— GIVEN PROBLEM —
Word for word, transcribe the lines below and drop the pictures.

— RECORDS SUPPLIED —
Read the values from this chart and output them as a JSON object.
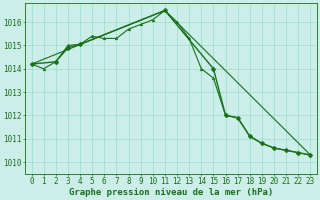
{
  "xlabel": "Graphe pression niveau de la mer (hPa)",
  "ylim": [
    1009.5,
    1016.8
  ],
  "xlim": [
    -0.5,
    23.5
  ],
  "yticks": [
    1010,
    1011,
    1012,
    1013,
    1014,
    1015,
    1016
  ],
  "xticks": [
    0,
    1,
    2,
    3,
    4,
    5,
    6,
    7,
    8,
    9,
    10,
    11,
    12,
    13,
    14,
    15,
    16,
    17,
    18,
    19,
    20,
    21,
    22,
    23
  ],
  "background_color": "#cceee8",
  "grid_color": "#99ddcc",
  "line_color": "#1a6e1a",
  "series1_x": [
    0,
    1,
    2,
    3,
    4,
    5,
    6,
    7,
    8,
    9,
    10,
    11,
    12,
    13,
    14,
    15,
    16,
    17,
    18,
    19,
    20,
    21,
    22,
    23
  ],
  "series1_y": [
    1014.2,
    1014.0,
    1014.3,
    1015.0,
    1015.05,
    1015.4,
    1015.3,
    1015.3,
    1015.7,
    1015.9,
    1016.1,
    1016.5,
    1016.0,
    1015.3,
    1014.0,
    1013.6,
    1012.0,
    1011.9,
    1011.1,
    1010.8,
    1010.6,
    1010.5,
    1010.4,
    1010.3
  ],
  "series2_x": [
    0,
    2,
    3,
    4,
    11,
    15,
    16,
    17,
    18,
    19,
    20,
    21,
    22,
    23
  ],
  "series2_y": [
    1014.2,
    1014.3,
    1014.9,
    1015.05,
    1016.5,
    1014.0,
    1012.0,
    1011.9,
    1011.1,
    1010.8,
    1010.6,
    1010.5,
    1010.4,
    1010.3
  ],
  "series3_x": [
    0,
    11,
    23
  ],
  "series3_y": [
    1014.2,
    1016.5,
    1010.3
  ],
  "tick_fontsize": 5.5,
  "label_fontsize": 6.5
}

— WRITTEN REPLY —
Read the values from this chart and output them as a JSON object.
{
  "xlabel": "Graphe pression niveau de la mer (hPa)",
  "ylim": [
    1009.5,
    1016.8
  ],
  "xlim": [
    -0.5,
    23.5
  ],
  "yticks": [
    1010,
    1011,
    1012,
    1013,
    1014,
    1015,
    1016
  ],
  "xticks": [
    0,
    1,
    2,
    3,
    4,
    5,
    6,
    7,
    8,
    9,
    10,
    11,
    12,
    13,
    14,
    15,
    16,
    17,
    18,
    19,
    20,
    21,
    22,
    23
  ],
  "background_color": "#cceee8",
  "grid_color": "#99ddcc",
  "line_color": "#1a6e1a",
  "series1_x": [
    0,
    1,
    2,
    3,
    4,
    5,
    6,
    7,
    8,
    9,
    10,
    11,
    12,
    13,
    14,
    15,
    16,
    17,
    18,
    19,
    20,
    21,
    22,
    23
  ],
  "series1_y": [
    1014.2,
    1014.0,
    1014.3,
    1015.0,
    1015.05,
    1015.4,
    1015.3,
    1015.3,
    1015.7,
    1015.9,
    1016.1,
    1016.5,
    1016.0,
    1015.3,
    1014.0,
    1013.6,
    1012.0,
    1011.9,
    1011.1,
    1010.8,
    1010.6,
    1010.5,
    1010.4,
    1010.3
  ],
  "series2_x": [
    0,
    2,
    3,
    4,
    11,
    15,
    16,
    17,
    18,
    19,
    20,
    21,
    22,
    23
  ],
  "series2_y": [
    1014.2,
    1014.3,
    1014.9,
    1015.05,
    1016.5,
    1014.0,
    1012.0,
    1011.9,
    1011.1,
    1010.8,
    1010.6,
    1010.5,
    1010.4,
    1010.3
  ],
  "series3_x": [
    0,
    11,
    23
  ],
  "series3_y": [
    1014.2,
    1016.5,
    1010.3
  ],
  "tick_fontsize": 5.5,
  "label_fontsize": 6.5
}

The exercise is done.